WHAT YOU WILL DO
Look through the material and copy each line holding "CIENCIAS".

EXERCISE MATERIAL
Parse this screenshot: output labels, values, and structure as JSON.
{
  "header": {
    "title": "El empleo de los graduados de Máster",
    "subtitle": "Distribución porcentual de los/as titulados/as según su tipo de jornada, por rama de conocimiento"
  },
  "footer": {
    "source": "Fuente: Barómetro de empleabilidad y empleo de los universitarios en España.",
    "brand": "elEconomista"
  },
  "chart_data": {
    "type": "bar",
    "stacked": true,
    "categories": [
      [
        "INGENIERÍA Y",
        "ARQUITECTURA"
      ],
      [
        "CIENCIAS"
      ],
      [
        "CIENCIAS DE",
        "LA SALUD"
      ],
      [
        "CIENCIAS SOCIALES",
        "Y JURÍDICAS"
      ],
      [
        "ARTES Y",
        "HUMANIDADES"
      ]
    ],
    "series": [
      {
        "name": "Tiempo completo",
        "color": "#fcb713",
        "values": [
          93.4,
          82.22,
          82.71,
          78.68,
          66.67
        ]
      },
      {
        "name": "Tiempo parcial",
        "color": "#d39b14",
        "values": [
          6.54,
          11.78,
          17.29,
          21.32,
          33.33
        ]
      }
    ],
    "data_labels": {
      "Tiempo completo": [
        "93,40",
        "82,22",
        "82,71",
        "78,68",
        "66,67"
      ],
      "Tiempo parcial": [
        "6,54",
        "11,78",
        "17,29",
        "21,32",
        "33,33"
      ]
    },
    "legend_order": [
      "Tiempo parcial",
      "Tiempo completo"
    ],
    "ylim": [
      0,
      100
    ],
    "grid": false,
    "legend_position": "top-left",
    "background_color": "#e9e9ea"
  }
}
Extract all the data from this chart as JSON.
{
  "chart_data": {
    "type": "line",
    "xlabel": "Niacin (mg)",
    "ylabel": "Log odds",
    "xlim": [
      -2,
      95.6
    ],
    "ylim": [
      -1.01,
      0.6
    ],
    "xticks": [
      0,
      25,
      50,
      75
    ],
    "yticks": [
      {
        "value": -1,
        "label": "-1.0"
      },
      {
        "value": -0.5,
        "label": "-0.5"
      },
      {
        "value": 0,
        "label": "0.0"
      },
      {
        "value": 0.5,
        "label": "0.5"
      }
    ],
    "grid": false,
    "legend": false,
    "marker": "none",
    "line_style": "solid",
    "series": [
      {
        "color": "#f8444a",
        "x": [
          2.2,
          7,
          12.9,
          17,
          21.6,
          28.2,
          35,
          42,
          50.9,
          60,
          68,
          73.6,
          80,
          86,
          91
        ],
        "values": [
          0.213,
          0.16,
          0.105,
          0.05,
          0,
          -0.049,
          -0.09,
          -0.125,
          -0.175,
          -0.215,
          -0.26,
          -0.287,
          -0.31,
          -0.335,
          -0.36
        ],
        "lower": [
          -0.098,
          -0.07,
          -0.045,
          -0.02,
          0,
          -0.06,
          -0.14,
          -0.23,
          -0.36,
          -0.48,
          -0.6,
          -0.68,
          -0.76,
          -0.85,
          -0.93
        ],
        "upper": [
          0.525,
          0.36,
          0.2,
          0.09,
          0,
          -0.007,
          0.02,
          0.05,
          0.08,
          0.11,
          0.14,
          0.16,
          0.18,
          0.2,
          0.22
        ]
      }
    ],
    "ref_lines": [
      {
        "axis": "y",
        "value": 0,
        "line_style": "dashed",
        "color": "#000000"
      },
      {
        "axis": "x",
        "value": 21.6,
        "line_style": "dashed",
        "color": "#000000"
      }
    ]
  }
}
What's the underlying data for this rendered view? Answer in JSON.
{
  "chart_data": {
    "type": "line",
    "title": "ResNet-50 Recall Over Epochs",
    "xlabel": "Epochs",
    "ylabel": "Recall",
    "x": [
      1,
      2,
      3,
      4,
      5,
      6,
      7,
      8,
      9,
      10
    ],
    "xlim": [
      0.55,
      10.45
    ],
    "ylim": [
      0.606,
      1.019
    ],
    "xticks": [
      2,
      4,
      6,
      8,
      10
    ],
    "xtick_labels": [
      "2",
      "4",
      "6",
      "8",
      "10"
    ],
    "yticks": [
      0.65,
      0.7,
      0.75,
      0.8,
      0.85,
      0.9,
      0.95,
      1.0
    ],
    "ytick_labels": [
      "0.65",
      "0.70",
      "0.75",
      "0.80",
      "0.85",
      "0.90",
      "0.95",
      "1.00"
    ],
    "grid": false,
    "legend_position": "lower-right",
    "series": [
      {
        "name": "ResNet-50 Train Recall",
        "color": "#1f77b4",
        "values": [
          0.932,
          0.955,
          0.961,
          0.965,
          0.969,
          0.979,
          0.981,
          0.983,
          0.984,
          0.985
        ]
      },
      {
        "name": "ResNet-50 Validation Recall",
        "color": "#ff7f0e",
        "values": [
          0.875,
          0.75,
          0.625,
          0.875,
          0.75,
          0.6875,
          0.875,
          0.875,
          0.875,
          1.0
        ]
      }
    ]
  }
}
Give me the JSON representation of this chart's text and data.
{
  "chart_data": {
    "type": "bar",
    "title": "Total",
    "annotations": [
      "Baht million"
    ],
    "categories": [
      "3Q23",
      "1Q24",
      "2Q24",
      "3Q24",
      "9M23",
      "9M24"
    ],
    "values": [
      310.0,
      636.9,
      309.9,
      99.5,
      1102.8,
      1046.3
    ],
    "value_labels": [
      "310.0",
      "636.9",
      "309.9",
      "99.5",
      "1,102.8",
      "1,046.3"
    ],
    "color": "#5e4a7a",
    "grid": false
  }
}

TASK OUTPUT
        "CIENCIAS"
        "CIENCIAS DE",
        "CIENCIAS SOCIALES",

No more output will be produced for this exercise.